Count how many lines contain "Inspection" and reply with that number only.

══ Given information ══

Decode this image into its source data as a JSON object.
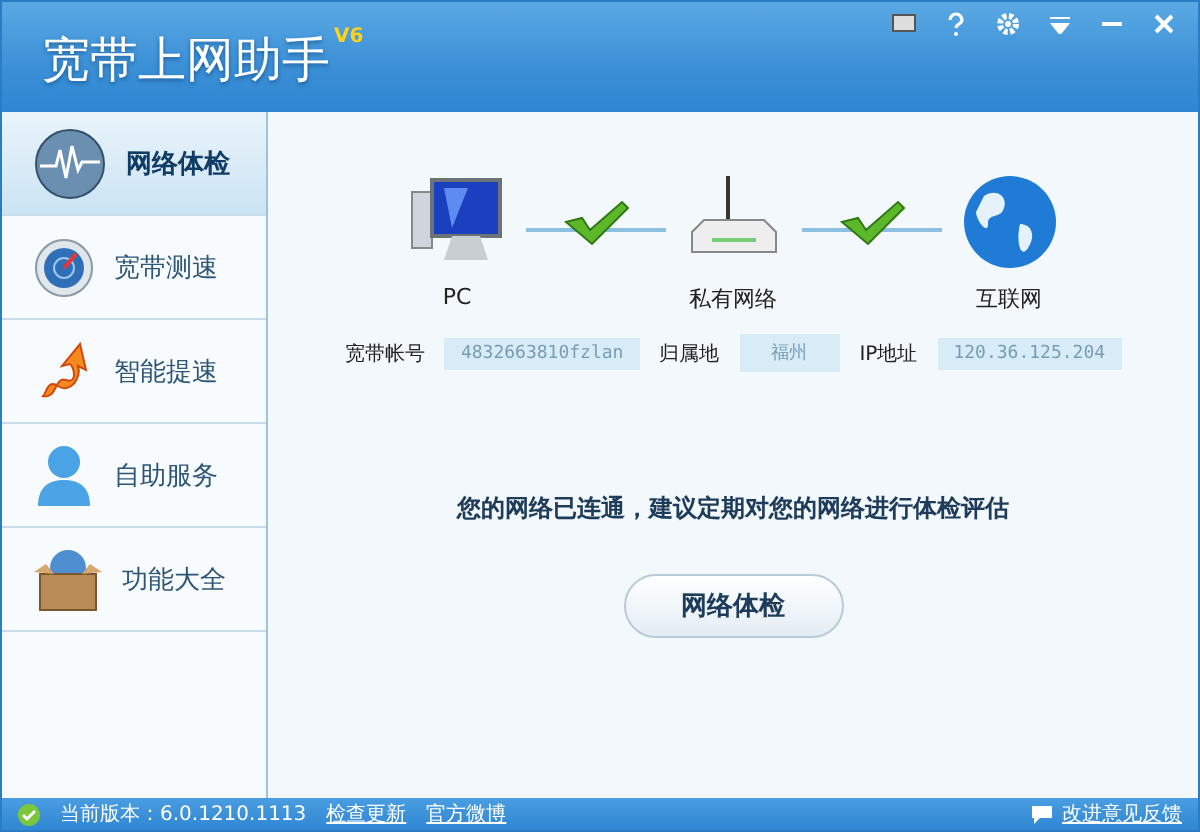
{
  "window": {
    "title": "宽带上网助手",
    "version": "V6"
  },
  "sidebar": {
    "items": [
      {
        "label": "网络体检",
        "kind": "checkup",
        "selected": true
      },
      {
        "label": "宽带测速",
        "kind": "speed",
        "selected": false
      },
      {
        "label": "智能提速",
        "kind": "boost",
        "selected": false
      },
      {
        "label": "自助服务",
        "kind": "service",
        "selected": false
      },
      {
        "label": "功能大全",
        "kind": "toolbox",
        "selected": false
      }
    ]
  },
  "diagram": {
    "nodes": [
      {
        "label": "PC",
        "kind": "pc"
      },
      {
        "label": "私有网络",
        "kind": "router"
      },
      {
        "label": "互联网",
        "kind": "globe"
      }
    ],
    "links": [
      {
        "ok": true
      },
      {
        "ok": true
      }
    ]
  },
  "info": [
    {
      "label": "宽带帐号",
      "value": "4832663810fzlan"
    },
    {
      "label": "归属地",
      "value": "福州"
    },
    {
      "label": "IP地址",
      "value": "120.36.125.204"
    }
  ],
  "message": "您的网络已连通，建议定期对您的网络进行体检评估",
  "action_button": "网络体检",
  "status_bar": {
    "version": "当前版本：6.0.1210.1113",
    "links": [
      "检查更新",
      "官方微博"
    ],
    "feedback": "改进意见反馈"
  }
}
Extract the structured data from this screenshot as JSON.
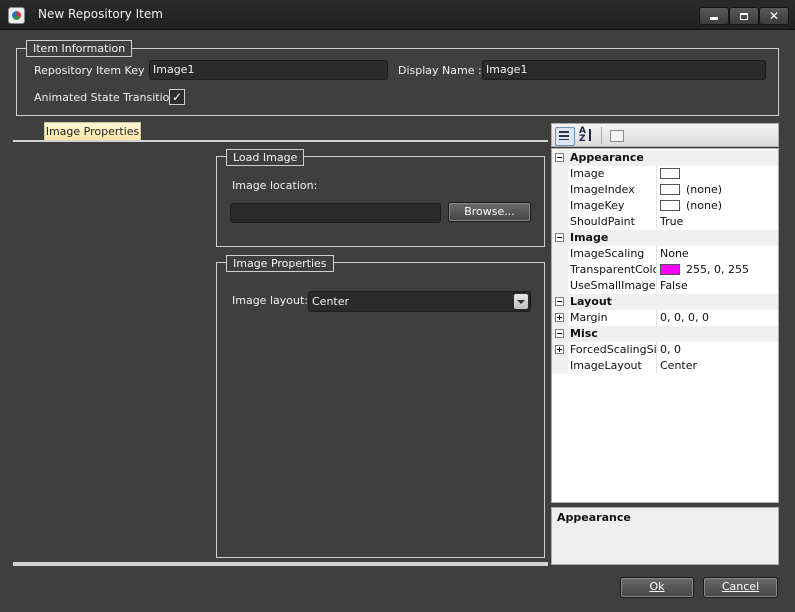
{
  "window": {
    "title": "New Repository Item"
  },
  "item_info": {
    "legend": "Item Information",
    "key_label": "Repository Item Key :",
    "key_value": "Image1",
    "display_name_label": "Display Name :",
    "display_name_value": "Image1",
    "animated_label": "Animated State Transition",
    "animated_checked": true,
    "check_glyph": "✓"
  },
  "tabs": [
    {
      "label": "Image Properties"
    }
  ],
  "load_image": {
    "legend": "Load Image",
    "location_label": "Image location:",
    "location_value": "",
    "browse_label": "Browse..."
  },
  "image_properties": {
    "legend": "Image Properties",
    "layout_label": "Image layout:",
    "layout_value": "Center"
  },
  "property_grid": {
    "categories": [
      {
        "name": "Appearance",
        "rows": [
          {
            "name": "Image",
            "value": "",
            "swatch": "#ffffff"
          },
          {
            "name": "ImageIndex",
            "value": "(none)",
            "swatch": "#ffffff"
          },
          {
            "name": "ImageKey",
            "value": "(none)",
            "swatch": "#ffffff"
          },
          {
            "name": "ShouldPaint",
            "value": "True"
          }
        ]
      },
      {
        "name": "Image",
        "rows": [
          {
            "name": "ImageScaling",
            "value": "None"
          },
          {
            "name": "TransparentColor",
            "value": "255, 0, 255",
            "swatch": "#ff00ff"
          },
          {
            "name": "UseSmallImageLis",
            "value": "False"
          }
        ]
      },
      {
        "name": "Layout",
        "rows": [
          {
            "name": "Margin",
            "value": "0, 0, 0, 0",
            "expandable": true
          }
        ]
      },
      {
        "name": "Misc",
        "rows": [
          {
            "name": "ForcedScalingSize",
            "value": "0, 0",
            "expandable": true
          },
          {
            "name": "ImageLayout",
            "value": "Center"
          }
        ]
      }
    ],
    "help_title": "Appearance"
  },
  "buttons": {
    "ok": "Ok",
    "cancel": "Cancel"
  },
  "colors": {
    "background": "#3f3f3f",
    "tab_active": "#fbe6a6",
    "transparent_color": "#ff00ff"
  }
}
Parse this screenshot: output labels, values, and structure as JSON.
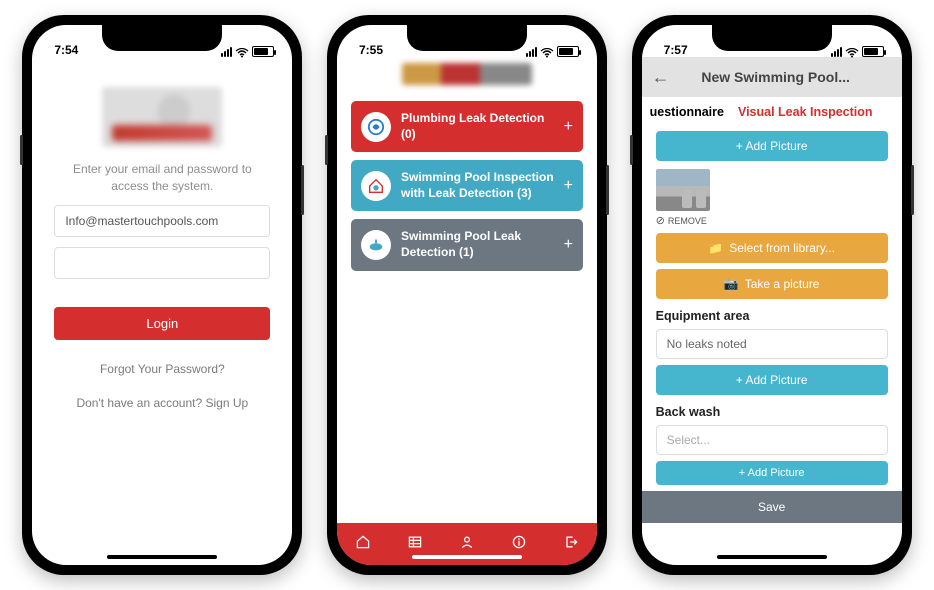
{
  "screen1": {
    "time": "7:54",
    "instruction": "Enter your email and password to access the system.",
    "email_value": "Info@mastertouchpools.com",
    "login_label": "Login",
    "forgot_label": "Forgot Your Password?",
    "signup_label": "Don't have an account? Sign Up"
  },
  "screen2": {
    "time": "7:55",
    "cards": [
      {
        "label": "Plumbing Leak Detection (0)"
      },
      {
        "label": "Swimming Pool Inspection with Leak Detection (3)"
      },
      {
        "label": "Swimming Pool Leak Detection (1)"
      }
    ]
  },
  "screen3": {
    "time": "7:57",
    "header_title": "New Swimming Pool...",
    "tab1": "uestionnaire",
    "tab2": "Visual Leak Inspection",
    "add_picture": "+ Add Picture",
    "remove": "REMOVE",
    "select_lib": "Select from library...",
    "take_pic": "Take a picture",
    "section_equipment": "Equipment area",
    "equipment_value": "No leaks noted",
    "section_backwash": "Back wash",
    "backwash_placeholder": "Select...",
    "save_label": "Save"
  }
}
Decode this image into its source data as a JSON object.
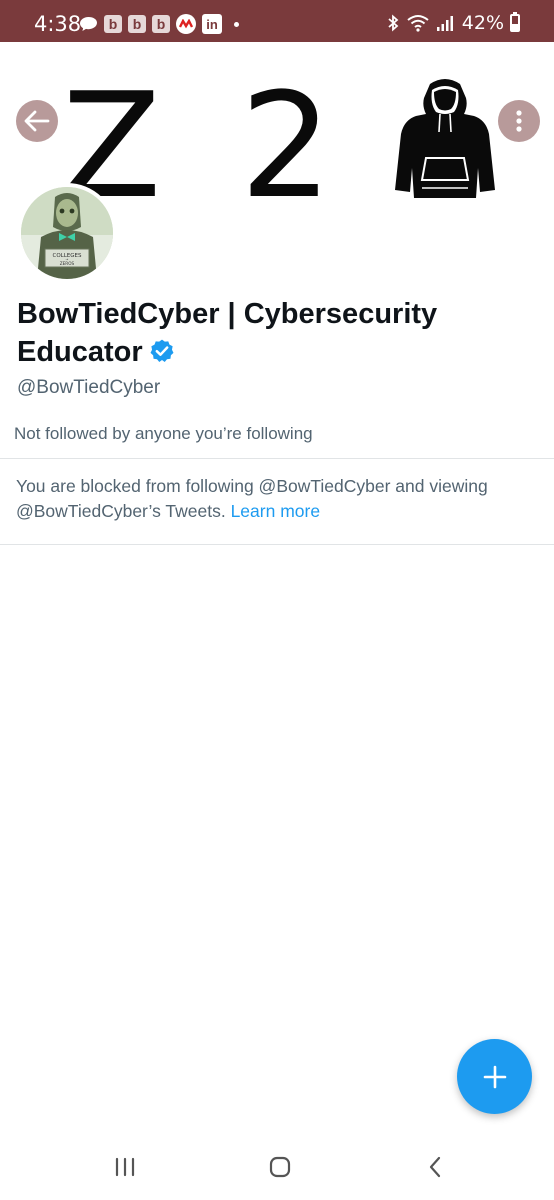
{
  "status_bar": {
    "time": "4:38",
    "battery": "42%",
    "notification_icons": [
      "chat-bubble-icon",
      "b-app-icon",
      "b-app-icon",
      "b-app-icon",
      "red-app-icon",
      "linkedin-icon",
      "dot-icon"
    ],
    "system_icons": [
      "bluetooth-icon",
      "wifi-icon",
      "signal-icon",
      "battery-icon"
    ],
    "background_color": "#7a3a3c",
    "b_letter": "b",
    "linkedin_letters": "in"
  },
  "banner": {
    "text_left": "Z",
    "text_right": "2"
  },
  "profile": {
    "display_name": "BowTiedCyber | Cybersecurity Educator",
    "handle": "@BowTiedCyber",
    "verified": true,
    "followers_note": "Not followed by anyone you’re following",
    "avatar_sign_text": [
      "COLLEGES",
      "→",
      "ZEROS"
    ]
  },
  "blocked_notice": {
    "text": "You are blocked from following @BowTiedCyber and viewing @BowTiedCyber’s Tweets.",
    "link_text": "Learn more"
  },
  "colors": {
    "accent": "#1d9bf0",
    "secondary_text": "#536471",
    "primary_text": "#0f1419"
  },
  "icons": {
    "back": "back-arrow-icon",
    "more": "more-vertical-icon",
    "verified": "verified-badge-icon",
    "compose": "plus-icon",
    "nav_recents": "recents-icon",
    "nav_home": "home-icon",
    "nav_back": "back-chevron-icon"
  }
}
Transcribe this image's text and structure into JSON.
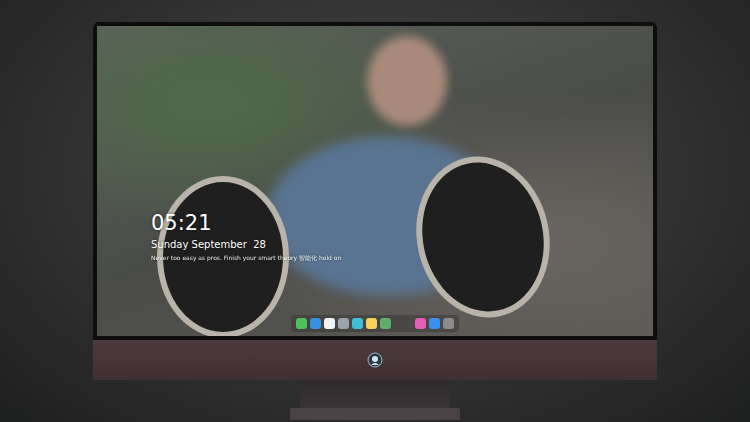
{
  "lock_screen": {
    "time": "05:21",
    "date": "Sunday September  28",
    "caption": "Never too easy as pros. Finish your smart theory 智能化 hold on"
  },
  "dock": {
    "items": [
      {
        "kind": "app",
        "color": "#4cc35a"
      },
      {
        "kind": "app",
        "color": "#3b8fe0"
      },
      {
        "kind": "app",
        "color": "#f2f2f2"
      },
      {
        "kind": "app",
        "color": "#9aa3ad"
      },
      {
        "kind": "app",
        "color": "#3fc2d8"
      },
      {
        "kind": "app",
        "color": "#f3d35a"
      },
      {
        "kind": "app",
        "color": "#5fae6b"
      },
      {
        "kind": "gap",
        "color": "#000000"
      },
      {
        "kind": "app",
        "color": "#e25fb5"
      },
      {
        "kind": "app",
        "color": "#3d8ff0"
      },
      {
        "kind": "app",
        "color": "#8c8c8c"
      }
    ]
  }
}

═══

Task output
2